━━━ Input material ━━━

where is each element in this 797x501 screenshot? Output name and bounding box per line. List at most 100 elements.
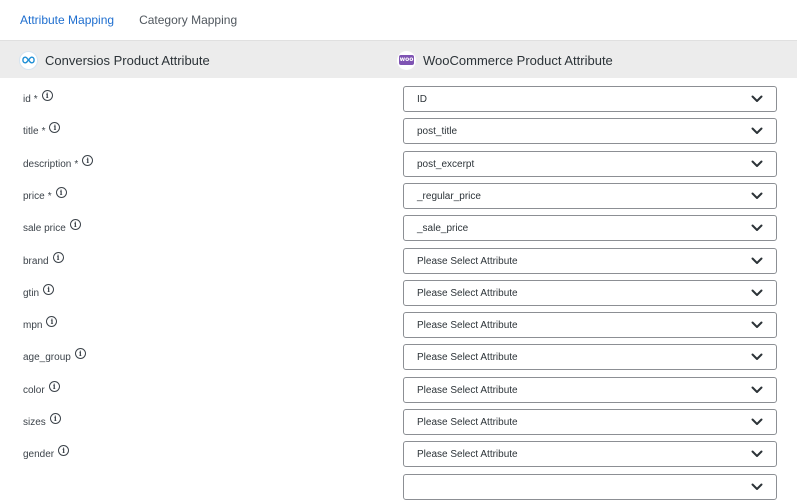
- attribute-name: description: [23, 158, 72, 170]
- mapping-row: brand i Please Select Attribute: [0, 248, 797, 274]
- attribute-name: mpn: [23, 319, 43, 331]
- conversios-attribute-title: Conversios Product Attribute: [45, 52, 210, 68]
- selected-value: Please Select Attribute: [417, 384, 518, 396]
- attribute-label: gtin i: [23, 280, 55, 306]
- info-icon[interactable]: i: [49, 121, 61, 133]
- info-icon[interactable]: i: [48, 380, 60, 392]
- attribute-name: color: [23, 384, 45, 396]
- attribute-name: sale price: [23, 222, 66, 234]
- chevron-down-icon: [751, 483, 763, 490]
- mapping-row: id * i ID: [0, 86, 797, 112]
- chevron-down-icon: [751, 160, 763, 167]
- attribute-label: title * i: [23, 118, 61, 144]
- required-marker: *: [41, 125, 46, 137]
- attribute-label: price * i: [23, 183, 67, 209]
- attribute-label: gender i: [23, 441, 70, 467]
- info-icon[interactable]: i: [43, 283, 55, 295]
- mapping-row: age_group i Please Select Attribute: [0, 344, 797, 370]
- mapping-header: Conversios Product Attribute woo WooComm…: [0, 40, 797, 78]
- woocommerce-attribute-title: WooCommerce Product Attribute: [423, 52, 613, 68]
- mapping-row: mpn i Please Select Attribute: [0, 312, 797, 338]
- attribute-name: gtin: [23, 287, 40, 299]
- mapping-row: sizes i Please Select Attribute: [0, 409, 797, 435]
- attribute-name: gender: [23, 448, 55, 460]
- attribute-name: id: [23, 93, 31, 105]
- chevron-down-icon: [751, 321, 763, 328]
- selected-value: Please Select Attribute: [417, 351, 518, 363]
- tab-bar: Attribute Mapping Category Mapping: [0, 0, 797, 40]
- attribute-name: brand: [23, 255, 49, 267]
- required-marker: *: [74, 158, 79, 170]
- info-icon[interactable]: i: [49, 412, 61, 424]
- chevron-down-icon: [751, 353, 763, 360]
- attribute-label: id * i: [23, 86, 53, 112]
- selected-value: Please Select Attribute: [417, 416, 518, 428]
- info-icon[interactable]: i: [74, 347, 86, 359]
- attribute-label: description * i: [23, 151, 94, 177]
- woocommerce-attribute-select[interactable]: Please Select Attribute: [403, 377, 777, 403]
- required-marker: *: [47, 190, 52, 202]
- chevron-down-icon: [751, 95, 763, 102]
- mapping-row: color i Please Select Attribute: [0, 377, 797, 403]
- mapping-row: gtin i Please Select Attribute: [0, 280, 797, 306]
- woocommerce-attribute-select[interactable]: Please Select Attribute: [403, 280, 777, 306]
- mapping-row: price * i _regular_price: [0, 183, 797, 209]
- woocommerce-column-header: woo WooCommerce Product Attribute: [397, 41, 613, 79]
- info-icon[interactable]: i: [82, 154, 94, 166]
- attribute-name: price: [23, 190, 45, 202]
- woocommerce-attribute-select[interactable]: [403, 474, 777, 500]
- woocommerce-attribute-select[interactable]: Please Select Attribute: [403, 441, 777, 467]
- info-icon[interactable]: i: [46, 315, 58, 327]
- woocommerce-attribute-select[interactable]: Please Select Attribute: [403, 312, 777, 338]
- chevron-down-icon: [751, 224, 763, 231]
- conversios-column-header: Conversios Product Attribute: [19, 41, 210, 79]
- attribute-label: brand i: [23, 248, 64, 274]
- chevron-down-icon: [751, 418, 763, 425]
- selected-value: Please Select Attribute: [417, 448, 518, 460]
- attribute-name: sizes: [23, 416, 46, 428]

━━━

**Stated goal:**
Count the lines in the data above that contain the string "column", treating uppercase and lowercase as different, and give only the number.

**Exercise answer:**
2